WHAT IS EXPECTED |
Write out the whole listing again, exactly.

EXTRACTED INFORMATION |

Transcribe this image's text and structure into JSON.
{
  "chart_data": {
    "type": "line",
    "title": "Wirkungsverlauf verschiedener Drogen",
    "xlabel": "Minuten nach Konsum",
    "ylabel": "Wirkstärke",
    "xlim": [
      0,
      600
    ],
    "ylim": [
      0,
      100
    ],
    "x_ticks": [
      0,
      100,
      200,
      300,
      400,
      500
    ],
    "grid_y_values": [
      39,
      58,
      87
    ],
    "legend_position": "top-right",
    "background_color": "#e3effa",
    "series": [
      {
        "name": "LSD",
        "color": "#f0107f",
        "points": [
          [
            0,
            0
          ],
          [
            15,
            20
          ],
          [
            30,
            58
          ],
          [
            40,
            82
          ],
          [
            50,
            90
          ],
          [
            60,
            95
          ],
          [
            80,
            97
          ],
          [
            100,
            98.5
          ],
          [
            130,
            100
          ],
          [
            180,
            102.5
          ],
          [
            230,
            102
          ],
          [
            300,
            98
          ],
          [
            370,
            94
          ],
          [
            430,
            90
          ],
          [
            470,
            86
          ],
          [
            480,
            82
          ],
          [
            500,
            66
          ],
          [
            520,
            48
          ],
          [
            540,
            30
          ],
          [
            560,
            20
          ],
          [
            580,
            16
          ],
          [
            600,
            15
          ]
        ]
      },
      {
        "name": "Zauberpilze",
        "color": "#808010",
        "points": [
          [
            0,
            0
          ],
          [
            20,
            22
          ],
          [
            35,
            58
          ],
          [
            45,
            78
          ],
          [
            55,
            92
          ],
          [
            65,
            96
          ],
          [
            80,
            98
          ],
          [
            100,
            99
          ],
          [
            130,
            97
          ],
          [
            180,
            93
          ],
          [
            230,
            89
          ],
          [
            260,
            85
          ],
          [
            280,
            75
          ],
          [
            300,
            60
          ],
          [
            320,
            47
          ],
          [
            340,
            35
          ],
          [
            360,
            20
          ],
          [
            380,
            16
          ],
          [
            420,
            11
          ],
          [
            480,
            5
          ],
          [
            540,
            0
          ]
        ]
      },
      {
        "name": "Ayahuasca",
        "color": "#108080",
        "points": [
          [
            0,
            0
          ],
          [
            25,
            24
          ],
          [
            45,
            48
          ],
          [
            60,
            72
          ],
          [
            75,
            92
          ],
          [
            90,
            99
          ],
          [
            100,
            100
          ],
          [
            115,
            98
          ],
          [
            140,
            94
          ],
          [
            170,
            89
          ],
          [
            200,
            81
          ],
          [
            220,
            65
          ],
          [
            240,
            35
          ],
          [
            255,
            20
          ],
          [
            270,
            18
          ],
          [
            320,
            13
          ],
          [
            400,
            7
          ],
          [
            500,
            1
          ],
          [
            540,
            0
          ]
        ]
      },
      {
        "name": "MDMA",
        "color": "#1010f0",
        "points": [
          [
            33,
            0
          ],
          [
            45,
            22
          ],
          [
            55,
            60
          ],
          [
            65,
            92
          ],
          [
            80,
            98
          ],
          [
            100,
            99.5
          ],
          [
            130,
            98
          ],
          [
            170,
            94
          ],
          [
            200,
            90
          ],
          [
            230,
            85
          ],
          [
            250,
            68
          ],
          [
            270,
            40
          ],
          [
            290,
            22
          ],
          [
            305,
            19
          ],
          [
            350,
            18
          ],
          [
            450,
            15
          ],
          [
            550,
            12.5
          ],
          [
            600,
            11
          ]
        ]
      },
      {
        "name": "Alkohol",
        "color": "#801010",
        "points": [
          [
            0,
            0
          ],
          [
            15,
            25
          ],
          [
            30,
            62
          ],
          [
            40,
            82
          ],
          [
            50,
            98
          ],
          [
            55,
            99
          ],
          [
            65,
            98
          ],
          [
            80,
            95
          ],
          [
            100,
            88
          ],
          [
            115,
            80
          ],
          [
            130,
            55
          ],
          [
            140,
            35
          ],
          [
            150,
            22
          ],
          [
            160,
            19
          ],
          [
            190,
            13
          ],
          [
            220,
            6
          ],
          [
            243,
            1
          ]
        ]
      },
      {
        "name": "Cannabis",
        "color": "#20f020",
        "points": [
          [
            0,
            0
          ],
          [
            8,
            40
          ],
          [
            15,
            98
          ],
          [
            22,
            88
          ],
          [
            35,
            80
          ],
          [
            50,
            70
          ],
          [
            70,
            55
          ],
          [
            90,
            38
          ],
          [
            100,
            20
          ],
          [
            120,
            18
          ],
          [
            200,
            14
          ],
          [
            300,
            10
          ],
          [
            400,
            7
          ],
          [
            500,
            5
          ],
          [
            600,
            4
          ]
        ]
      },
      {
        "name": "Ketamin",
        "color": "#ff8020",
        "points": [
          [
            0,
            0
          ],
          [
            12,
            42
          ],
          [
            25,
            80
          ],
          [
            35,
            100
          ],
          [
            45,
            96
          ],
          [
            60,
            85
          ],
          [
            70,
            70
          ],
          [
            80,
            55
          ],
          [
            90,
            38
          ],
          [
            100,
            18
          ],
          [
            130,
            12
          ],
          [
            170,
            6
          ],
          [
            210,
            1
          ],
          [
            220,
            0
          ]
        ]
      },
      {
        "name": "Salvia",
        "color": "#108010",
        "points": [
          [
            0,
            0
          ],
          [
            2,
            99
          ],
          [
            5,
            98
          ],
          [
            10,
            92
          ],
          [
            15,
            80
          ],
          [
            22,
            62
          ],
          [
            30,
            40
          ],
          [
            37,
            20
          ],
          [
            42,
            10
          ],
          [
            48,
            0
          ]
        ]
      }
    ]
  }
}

ANSWER TO THE TASK |
Transcribe this image's text and structure into JSON.
{
  "chart_data": {
    "type": "line",
    "title": "Wirkungsverlauf verschiedener Drogen",
    "xlabel": "Minuten nach Konsum",
    "ylabel": "Wirkstärke",
    "xlim": [
      0,
      600
    ],
    "ylim": [
      0,
      100
    ],
    "x_ticks": [
      0,
      100,
      200,
      300,
      400,
      500
    ],
    "grid_y_values": [
      39,
      58,
      87
    ],
    "legend_position": "top-right",
    "background_color": "#e3effa",
    "series": [
      {
        "name": "LSD",
        "color": "#f0107f",
        "points": [
          [
            0,
            0
          ],
          [
            15,
            20
          ],
          [
            30,
            58
          ],
          [
            40,
            82
          ],
          [
            50,
            90
          ],
          [
            60,
            95
          ],
          [
            80,
            97
          ],
          [
            100,
            98.5
          ],
          [
            130,
            100
          ],
          [
            180,
            102.5
          ],
          [
            230,
            102
          ],
          [
            300,
            98
          ],
          [
            370,
            94
          ],
          [
            430,
            90
          ],
          [
            470,
            86
          ],
          [
            480,
            82
          ],
          [
            500,
            66
          ],
          [
            520,
            48
          ],
          [
            540,
            30
          ],
          [
            560,
            20
          ],
          [
            580,
            16
          ],
          [
            600,
            15
          ]
        ]
      },
      {
        "name": "Zauberpilze",
        "color": "#808010",
        "points": [
          [
            0,
            0
          ],
          [
            20,
            22
          ],
          [
            35,
            58
          ],
          [
            45,
            78
          ],
          [
            55,
            92
          ],
          [
            65,
            96
          ],
          [
            80,
            98
          ],
          [
            100,
            99
          ],
          [
            130,
            97
          ],
          [
            180,
            93
          ],
          [
            230,
            89
          ],
          [
            260,
            85
          ],
          [
            280,
            75
          ],
          [
            300,
            60
          ],
          [
            320,
            47
          ],
          [
            340,
            35
          ],
          [
            360,
            20
          ],
          [
            380,
            16
          ],
          [
            420,
            11
          ],
          [
            480,
            5
          ],
          [
            540,
            0
          ]
        ]
      },
      {
        "name": "Ayahuasca",
        "color": "#108080",
        "points": [
          [
            0,
            0
          ],
          [
            25,
            24
          ],
          [
            45,
            48
          ],
          [
            60,
            72
          ],
          [
            75,
            92
          ],
          [
            90,
            99
          ],
          [
            100,
            100
          ],
          [
            115,
            98
          ],
          [
            140,
            94
          ],
          [
            170,
            89
          ],
          [
            200,
            81
          ],
          [
            220,
            65
          ],
          [
            240,
            35
          ],
          [
            255,
            20
          ],
          [
            270,
            18
          ],
          [
            320,
            13
          ],
          [
            400,
            7
          ],
          [
            500,
            1
          ],
          [
            540,
            0
          ]
        ]
      },
      {
        "name": "MDMA",
        "color": "#1010f0",
        "points": [
          [
            33,
            0
          ],
          [
            45,
            22
          ],
          [
            55,
            60
          ],
          [
            65,
            92
          ],
          [
            80,
            98
          ],
          [
            100,
            99.5
          ],
          [
            130,
            98
          ],
          [
            170,
            94
          ],
          [
            200,
            90
          ],
          [
            230,
            85
          ],
          [
            250,
            68
          ],
          [
            270,
            40
          ],
          [
            290,
            22
          ],
          [
            305,
            19
          ],
          [
            350,
            18
          ],
          [
            450,
            15
          ],
          [
            550,
            12.5
          ],
          [
            600,
            11
          ]
        ]
      },
      {
        "name": "Alkohol",
        "color": "#801010",
        "points": [
          [
            0,
            0
          ],
          [
            15,
            25
          ],
          [
            30,
            62
          ],
          [
            40,
            82
          ],
          [
            50,
            98
          ],
          [
            55,
            99
          ],
          [
            65,
            98
          ],
          [
            80,
            95
          ],
          [
            100,
            88
          ],
          [
            115,
            80
          ],
          [
            130,
            55
          ],
          [
            140,
            35
          ],
          [
            150,
            22
          ],
          [
            160,
            19
          ],
          [
            190,
            13
          ],
          [
            220,
            6
          ],
          [
            243,
            1
          ]
        ]
      },
      {
        "name": "Cannabis",
        "color": "#20f020",
        "points": [
          [
            0,
            0
          ],
          [
            8,
            40
          ],
          [
            15,
            98
          ],
          [
            22,
            88
          ],
          [
            35,
            80
          ],
          [
            50,
            70
          ],
          [
            70,
            55
          ],
          [
            90,
            38
          ],
          [
            100,
            20
          ],
          [
            120,
            18
          ],
          [
            200,
            14
          ],
          [
            300,
            10
          ],
          [
            400,
            7
          ],
          [
            500,
            5
          ],
          [
            600,
            4
          ]
        ]
      },
      {
        "name": "Ketamin",
        "color": "#ff8020",
        "points": [
          [
            0,
            0
          ],
          [
            12,
            42
          ],
          [
            25,
            80
          ],
          [
            35,
            100
          ],
          [
            45,
            96
          ],
          [
            60,
            85
          ],
          [
            70,
            70
          ],
          [
            80,
            55
          ],
          [
            90,
            38
          ],
          [
            100,
            18
          ],
          [
            130,
            12
          ],
          [
            170,
            6
          ],
          [
            210,
            1
          ],
          [
            220,
            0
          ]
        ]
      },
      {
        "name": "Salvia",
        "color": "#108010",
        "points": [
          [
            0,
            0
          ],
          [
            2,
            99
          ],
          [
            5,
            98
          ],
          [
            10,
            92
          ],
          [
            15,
            80
          ],
          [
            22,
            62
          ],
          [
            30,
            40
          ],
          [
            37,
            20
          ],
          [
            42,
            10
          ],
          [
            48,
            0
          ]
        ]
      }
    ]
  }
}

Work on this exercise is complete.